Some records
++++++

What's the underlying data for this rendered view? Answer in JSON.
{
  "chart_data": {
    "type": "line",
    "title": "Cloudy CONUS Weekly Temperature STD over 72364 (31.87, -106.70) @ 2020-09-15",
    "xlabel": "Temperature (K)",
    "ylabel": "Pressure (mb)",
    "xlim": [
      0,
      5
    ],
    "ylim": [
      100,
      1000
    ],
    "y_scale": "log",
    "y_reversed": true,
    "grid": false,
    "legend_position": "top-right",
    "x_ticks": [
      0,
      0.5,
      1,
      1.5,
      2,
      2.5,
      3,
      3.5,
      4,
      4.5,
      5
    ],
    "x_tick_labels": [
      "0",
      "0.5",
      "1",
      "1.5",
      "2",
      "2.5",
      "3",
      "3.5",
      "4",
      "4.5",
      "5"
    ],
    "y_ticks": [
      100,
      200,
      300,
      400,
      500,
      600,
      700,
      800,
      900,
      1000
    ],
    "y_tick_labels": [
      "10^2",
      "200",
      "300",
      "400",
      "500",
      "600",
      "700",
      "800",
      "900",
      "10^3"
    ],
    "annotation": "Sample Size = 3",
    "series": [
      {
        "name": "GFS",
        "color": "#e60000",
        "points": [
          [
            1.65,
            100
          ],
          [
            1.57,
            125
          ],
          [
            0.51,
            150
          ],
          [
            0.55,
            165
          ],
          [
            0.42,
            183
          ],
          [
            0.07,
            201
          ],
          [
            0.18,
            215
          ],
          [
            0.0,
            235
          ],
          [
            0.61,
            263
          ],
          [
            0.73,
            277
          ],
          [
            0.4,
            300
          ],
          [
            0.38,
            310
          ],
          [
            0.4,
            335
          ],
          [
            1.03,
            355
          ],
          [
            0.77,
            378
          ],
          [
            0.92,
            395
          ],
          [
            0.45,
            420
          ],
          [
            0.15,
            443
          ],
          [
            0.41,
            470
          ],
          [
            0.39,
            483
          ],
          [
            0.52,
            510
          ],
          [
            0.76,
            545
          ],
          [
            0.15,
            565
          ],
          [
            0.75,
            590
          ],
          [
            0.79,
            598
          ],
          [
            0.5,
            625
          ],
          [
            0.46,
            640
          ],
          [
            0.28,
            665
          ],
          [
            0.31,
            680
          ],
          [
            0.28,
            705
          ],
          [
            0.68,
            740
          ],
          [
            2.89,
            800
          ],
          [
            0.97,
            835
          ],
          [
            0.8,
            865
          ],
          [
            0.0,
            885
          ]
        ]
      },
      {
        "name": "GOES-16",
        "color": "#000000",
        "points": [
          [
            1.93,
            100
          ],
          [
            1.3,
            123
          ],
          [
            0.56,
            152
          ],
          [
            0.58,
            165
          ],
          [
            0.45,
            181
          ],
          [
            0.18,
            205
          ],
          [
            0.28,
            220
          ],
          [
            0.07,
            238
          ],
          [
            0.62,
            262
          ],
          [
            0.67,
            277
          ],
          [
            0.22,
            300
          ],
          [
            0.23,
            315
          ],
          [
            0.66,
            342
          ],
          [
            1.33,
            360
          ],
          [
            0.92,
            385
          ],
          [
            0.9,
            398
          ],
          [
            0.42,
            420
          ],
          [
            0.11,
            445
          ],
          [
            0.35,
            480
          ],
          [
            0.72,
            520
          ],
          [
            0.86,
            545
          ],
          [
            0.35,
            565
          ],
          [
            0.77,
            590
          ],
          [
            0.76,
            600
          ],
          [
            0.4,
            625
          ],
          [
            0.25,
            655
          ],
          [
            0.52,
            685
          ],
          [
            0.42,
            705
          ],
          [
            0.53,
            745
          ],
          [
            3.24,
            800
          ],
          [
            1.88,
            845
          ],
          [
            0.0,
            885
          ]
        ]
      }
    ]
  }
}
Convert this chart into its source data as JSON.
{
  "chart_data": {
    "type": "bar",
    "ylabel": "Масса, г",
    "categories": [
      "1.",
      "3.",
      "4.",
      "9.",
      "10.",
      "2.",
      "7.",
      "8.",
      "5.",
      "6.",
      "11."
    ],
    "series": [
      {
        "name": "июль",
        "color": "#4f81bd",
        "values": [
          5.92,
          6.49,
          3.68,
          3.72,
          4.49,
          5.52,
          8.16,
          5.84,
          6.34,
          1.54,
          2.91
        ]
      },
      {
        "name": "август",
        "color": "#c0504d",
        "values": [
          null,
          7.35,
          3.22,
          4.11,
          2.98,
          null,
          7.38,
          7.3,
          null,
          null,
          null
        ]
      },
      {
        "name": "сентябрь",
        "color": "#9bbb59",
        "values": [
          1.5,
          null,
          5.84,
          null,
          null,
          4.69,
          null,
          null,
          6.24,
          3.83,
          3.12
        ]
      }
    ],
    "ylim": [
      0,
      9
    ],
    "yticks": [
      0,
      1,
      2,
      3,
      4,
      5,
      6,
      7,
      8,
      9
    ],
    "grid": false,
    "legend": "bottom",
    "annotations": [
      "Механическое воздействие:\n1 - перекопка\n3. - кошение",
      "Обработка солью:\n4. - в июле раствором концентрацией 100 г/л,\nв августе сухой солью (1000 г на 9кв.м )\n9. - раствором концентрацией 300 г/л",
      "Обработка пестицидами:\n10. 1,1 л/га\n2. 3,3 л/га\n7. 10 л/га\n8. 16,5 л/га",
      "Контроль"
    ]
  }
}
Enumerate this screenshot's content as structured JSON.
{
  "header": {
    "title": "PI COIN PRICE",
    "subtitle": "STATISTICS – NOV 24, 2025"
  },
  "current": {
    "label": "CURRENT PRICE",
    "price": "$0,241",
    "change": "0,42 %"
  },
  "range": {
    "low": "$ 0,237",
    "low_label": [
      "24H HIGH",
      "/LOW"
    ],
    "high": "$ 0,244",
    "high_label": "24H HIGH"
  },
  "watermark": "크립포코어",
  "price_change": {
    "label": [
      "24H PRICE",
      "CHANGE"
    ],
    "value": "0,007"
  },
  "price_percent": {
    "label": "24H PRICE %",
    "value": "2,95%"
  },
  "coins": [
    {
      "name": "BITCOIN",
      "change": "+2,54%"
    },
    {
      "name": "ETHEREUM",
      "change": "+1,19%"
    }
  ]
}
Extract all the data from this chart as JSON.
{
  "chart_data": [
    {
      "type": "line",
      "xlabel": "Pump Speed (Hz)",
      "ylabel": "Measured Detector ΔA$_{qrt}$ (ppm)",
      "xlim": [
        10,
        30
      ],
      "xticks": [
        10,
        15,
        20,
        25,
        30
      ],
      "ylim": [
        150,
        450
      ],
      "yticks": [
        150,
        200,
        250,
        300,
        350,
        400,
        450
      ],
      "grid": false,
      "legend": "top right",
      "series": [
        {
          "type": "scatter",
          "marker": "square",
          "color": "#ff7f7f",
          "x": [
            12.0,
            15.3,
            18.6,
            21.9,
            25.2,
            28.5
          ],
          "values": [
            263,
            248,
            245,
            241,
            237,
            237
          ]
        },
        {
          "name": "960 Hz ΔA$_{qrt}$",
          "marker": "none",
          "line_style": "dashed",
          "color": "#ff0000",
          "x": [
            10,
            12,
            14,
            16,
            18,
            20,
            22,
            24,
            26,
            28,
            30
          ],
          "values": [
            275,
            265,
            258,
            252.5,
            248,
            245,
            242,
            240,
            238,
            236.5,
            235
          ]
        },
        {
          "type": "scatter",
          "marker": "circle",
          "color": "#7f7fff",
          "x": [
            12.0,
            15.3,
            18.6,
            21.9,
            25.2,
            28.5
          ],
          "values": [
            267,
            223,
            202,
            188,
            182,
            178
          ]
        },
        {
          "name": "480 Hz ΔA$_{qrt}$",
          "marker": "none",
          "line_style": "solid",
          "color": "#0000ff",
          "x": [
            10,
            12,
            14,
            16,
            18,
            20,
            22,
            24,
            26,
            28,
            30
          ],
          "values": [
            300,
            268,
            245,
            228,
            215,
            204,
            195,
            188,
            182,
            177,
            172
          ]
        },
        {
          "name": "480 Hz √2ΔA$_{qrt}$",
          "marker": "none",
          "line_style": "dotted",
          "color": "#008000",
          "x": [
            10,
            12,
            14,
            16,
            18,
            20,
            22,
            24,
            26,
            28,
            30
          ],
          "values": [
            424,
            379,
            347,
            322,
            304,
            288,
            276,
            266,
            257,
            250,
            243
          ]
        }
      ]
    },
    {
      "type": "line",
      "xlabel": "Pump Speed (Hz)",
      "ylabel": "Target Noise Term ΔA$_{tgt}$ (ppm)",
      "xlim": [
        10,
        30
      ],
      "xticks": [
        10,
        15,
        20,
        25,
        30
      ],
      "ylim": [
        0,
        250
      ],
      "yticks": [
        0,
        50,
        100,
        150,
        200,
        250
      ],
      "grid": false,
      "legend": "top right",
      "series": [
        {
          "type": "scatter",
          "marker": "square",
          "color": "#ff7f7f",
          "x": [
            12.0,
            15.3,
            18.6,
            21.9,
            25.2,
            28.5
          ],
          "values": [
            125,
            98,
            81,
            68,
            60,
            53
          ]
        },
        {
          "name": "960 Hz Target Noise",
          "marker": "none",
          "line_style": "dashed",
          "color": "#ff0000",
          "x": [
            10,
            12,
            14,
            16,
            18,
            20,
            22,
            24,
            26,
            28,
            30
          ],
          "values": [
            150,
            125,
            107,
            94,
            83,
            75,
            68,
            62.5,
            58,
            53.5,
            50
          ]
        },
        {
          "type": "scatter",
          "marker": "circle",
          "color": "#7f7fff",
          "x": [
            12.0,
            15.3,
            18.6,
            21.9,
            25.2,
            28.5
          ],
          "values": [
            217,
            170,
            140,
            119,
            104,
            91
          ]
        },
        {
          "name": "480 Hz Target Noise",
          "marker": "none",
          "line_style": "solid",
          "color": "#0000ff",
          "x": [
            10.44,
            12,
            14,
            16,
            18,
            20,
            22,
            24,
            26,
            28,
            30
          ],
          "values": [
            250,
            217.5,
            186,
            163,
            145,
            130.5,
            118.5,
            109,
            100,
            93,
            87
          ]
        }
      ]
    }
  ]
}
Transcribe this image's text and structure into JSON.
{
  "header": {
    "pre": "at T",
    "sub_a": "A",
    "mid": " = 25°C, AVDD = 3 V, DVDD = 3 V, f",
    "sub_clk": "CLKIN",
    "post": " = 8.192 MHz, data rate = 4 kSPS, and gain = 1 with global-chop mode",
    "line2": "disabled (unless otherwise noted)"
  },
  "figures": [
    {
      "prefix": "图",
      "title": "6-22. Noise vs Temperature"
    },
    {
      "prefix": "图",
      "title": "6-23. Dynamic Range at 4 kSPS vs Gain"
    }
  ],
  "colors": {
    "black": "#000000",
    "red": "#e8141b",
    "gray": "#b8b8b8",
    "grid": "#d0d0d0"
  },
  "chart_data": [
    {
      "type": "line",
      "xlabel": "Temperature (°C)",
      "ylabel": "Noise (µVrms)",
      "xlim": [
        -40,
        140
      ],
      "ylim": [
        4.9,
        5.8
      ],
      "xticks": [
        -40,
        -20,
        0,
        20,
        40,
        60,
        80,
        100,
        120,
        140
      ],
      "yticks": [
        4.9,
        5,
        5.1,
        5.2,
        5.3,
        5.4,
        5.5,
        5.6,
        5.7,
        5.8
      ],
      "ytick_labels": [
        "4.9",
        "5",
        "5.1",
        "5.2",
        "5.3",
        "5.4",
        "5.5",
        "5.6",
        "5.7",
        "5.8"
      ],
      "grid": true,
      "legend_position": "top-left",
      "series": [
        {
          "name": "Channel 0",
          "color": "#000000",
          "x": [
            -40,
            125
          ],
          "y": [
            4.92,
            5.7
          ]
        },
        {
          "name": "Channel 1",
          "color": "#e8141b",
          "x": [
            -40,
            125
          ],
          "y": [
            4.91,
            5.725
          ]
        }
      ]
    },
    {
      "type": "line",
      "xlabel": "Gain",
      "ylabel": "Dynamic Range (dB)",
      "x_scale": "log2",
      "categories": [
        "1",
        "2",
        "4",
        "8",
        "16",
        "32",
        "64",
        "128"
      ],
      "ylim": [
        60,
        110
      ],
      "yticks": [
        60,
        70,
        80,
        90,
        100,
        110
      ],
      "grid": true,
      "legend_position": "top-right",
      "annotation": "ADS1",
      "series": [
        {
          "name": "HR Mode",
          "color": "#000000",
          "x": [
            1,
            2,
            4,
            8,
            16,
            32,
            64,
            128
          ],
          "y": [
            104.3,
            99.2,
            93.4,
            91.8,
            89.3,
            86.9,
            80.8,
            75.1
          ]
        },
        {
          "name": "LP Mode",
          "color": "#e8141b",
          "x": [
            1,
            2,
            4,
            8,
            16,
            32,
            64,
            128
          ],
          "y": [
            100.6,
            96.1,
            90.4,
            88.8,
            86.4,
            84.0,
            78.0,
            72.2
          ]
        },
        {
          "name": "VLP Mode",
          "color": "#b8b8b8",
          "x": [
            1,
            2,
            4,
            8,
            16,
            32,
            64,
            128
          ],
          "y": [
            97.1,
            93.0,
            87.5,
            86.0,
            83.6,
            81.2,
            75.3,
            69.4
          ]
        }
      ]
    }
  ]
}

++++++

EXERCISE GOAL — Copy every line of the material in which the word "Dynamic" occurs.

FINISHED TASK —
      "title": "6-23. Dynamic Range at 4 kSPS vs Gain"
      "ylabel": "Dynamic Range (dB)",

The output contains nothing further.